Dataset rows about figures
--------------------

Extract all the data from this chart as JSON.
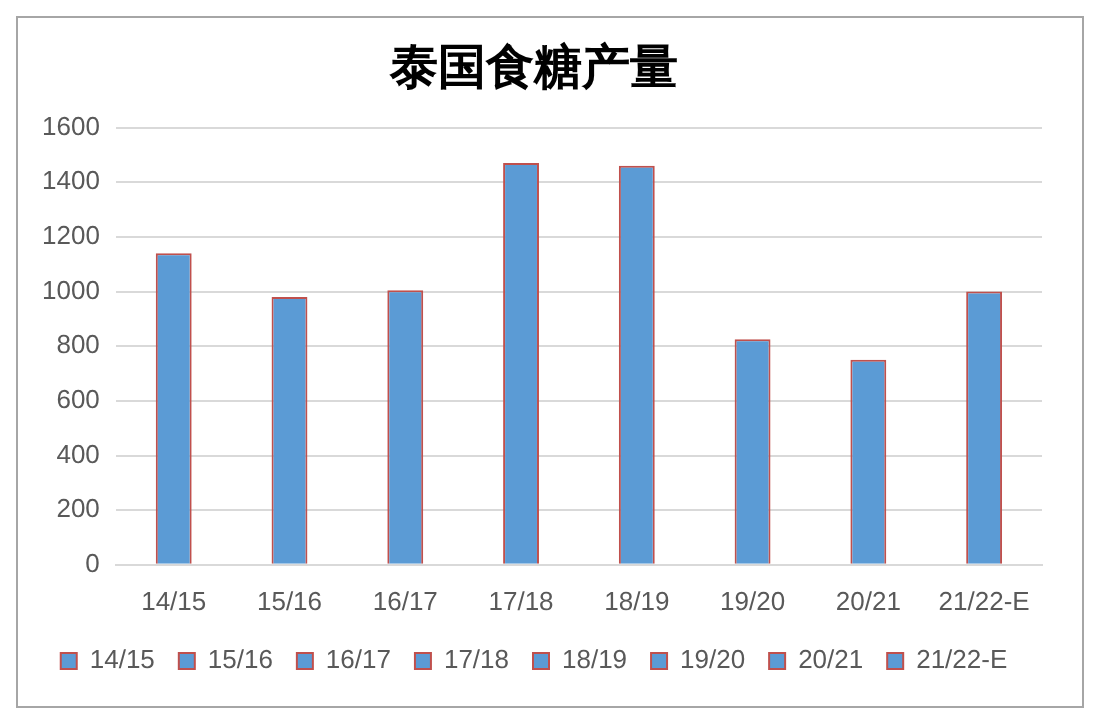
{
  "chart_data": {
    "type": "bar",
    "title": "泰国食糖产量",
    "categories": [
      "14/15",
      "15/16",
      "16/17",
      "17/18",
      "18/19",
      "19/20",
      "20/21",
      "21/22-E"
    ],
    "series": [
      {
        "name": "14/15",
        "color": "#5b9bd5",
        "values": [
          1140,
          null,
          null,
          null,
          null,
          null,
          null,
          null
        ]
      },
      {
        "name": "15/16",
        "color": "#5b9bd5",
        "values": [
          null,
          980,
          null,
          null,
          null,
          null,
          null,
          null
        ]
      },
      {
        "name": "16/17",
        "color": "#5b9bd5",
        "values": [
          null,
          null,
          1005,
          null,
          null,
          null,
          null,
          null
        ]
      },
      {
        "name": "17/18",
        "color": "#5b9bd5",
        "values": [
          null,
          null,
          null,
          1470,
          null,
          null,
          null,
          null
        ]
      },
      {
        "name": "18/19",
        "color": "#5b9bd5",
        "values": [
          null,
          null,
          null,
          null,
          1460,
          null,
          null,
          null
        ]
      },
      {
        "name": "19/20",
        "color": "#5b9bd5",
        "values": [
          null,
          null,
          null,
          null,
          null,
          825,
          null,
          null
        ]
      },
      {
        "name": "20/21",
        "color": "#5b9bd5",
        "values": [
          null,
          null,
          null,
          null,
          null,
          null,
          750,
          null
        ]
      },
      {
        "name": "21/22-E",
        "color": "#5b9bd5",
        "values": [
          null,
          null,
          null,
          null,
          null,
          null,
          null,
          1000
        ]
      }
    ],
    "ylim": [
      0,
      1600
    ],
    "yticks": [
      0,
      200,
      400,
      600,
      800,
      1000,
      1200,
      1400,
      1600
    ],
    "grid": "y",
    "legend": "bottom"
  }
}
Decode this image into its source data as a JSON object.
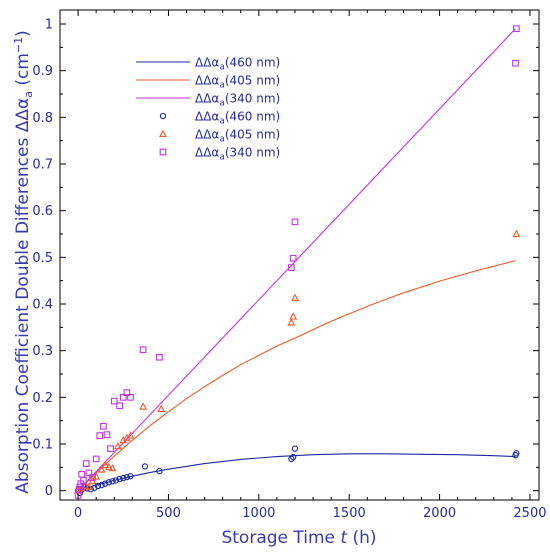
{
  "chart_data": {
    "type": "scatter",
    "xlabel": {
      "main": "Storage Time ",
      "var": "t",
      "unit": " (h)"
    },
    "ylabel": {
      "main": "Absorption Coefficient Double Differences ",
      "symbol": "ΔΔα",
      "sub": "a",
      "unit": " (cm",
      "sup": "−1",
      "close": ")"
    },
    "xlim": [
      -100,
      2550
    ],
    "ylim": [
      -0.02,
      1.03
    ],
    "xticks": [
      0,
      500,
      1000,
      1500,
      2000,
      2500
    ],
    "xtick_labels": [
      "0",
      "500",
      "1000",
      "1500",
      "2000",
      "2500"
    ],
    "yticks": [
      0,
      0.1,
      0.2,
      0.3,
      0.4,
      0.5,
      0.6,
      0.7,
      0.8,
      0.9,
      1
    ],
    "ytick_labels": [
      "0",
      "0.1",
      "0.2",
      "0.3",
      "0.4",
      "0.5",
      "0.6",
      "0.7",
      "0.8",
      "0.9",
      "1"
    ],
    "legend_position": "top-left",
    "legend": [
      {
        "symbol": "ΔΔα",
        "sub": "a",
        "suffix": "(460 nm)",
        "kind": "line",
        "color": "#1c2aa0"
      },
      {
        "symbol": "ΔΔα",
        "sub": "a",
        "suffix": "(405 nm)",
        "kind": "line",
        "color": "#f05a28"
      },
      {
        "symbol": "ΔΔα",
        "sub": "a",
        "suffix": "(340 nm)",
        "kind": "line",
        "color": "#c035e0"
      },
      {
        "symbol": "ΔΔα",
        "sub": "a",
        "suffix": "(460 nm)",
        "kind": "circle",
        "color": "#1c2aa0"
      },
      {
        "symbol": "ΔΔα",
        "sub": "a",
        "suffix": "(405 nm)",
        "kind": "triangle",
        "color": "#f05a28"
      },
      {
        "symbol": "ΔΔα",
        "sub": "a",
        "suffix": "(340 nm)",
        "kind": "square",
        "color": "#c035e0"
      }
    ],
    "series": [
      {
        "kind": "line",
        "color": "#1c2aa0",
        "x": [
          0,
          100,
          200,
          300,
          400,
          500,
          700,
          900,
          1100,
          1300,
          1500,
          1700,
          1900,
          2100,
          2300,
          2420
        ],
        "y": [
          0,
          0.012,
          0.022,
          0.031,
          0.039,
          0.046,
          0.058,
          0.067,
          0.073,
          0.077,
          0.079,
          0.079,
          0.078,
          0.077,
          0.075,
          0.073
        ]
      },
      {
        "kind": "line",
        "color": "#f05a28",
        "x": [
          0,
          100,
          200,
          300,
          400,
          500,
          600,
          700,
          800,
          900,
          1000,
          1100,
          1200,
          1400,
          1600,
          1800,
          2000,
          2200,
          2420
        ],
        "y": [
          0,
          0.038,
          0.074,
          0.108,
          0.14,
          0.169,
          0.197,
          0.223,
          0.247,
          0.27,
          0.29,
          0.31,
          0.327,
          0.363,
          0.395,
          0.424,
          0.449,
          0.471,
          0.493
        ]
      },
      {
        "kind": "line",
        "color": "#c035e0",
        "x": [
          0,
          2420
        ],
        "y": [
          0,
          0.99
        ]
      },
      {
        "kind": "circle",
        "color": "#1c2aa0",
        "x": [
          0,
          10,
          20,
          30,
          50,
          70,
          90,
          110,
          130,
          150,
          170,
          190,
          210,
          230,
          250,
          270,
          290,
          370,
          450,
          1180,
          1190,
          1200,
          2420,
          2425
        ],
        "y": [
          0,
          -0.005,
          0.002,
          0.008,
          0.005,
          0.003,
          0.006,
          0.01,
          0.012,
          0.015,
          0.018,
          0.02,
          0.022,
          0.025,
          0.027,
          0.029,
          0.031,
          0.052,
          0.042,
          0.068,
          0.072,
          0.09,
          0.076,
          0.08
        ]
      },
      {
        "kind": "triangle",
        "color": "#f05a28",
        "x": [
          0,
          20,
          40,
          60,
          80,
          100,
          130,
          150,
          170,
          190,
          220,
          250,
          270,
          290,
          360,
          460,
          1180,
          1190,
          1200,
          2425
        ],
        "y": [
          0,
          0.005,
          0.01,
          0.008,
          0.02,
          0.03,
          0.045,
          0.055,
          0.05,
          0.048,
          0.095,
          0.108,
          0.113,
          0.118,
          0.18,
          0.175,
          0.36,
          0.373,
          0.413,
          0.55
        ]
      },
      {
        "kind": "square",
        "color": "#c035e0",
        "x": [
          0,
          5,
          10,
          15,
          20,
          30,
          45,
          60,
          80,
          100,
          120,
          140,
          160,
          180,
          200,
          230,
          250,
          270,
          290,
          360,
          450,
          1180,
          1190,
          1200,
          2420,
          2425
        ],
        "y": [
          -0.01,
          0.002,
          0.008,
          0.015,
          0.035,
          0.022,
          0.058,
          0.038,
          0.028,
          0.068,
          0.118,
          0.138,
          0.12,
          0.09,
          0.192,
          0.182,
          0.2,
          0.21,
          0.2,
          0.302,
          0.286,
          0.478,
          0.498,
          0.576,
          0.916,
          0.99
        ]
      }
    ]
  }
}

--------------------

_The task_:
State how many lines of the listing above hold the word "name", with nothing but the number.

_Response below_:
8